What the exercise asks
Show every line where "voltage" occurs.

Exercise data

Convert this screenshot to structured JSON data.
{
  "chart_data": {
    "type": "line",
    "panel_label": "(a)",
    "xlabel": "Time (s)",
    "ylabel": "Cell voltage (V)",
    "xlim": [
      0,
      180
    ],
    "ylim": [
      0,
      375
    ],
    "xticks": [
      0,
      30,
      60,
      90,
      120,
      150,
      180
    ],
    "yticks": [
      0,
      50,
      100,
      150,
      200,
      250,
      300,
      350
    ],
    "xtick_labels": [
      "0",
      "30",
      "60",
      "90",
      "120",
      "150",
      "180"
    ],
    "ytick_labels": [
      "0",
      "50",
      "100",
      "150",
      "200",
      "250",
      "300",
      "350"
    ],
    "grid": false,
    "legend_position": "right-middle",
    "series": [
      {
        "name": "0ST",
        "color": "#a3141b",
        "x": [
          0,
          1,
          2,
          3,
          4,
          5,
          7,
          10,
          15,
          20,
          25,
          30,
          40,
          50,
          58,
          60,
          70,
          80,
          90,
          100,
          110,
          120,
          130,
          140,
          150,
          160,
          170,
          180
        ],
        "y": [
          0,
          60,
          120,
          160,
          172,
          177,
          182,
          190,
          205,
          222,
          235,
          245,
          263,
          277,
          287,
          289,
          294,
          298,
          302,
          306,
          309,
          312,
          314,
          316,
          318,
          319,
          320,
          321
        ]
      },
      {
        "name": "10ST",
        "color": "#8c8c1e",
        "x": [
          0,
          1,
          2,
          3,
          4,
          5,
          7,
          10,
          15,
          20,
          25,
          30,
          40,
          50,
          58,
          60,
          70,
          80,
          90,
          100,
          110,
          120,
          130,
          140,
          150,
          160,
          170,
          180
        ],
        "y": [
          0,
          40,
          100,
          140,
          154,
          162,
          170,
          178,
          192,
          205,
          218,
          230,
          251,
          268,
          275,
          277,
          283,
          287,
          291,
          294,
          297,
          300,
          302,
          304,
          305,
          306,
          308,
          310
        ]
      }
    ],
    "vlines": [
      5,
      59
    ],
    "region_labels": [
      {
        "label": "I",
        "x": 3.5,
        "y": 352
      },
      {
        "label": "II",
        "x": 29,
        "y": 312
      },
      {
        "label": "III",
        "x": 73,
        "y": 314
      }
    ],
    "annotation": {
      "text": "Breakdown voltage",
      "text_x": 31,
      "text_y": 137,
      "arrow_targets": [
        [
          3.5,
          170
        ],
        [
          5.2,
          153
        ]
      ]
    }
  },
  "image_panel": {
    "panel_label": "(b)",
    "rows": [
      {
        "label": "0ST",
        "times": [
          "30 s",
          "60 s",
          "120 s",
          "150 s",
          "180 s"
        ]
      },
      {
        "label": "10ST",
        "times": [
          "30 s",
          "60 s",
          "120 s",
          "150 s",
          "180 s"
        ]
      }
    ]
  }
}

In response
    "ylabel": "Cell voltage (V)",
      "text": "Breakdown voltage",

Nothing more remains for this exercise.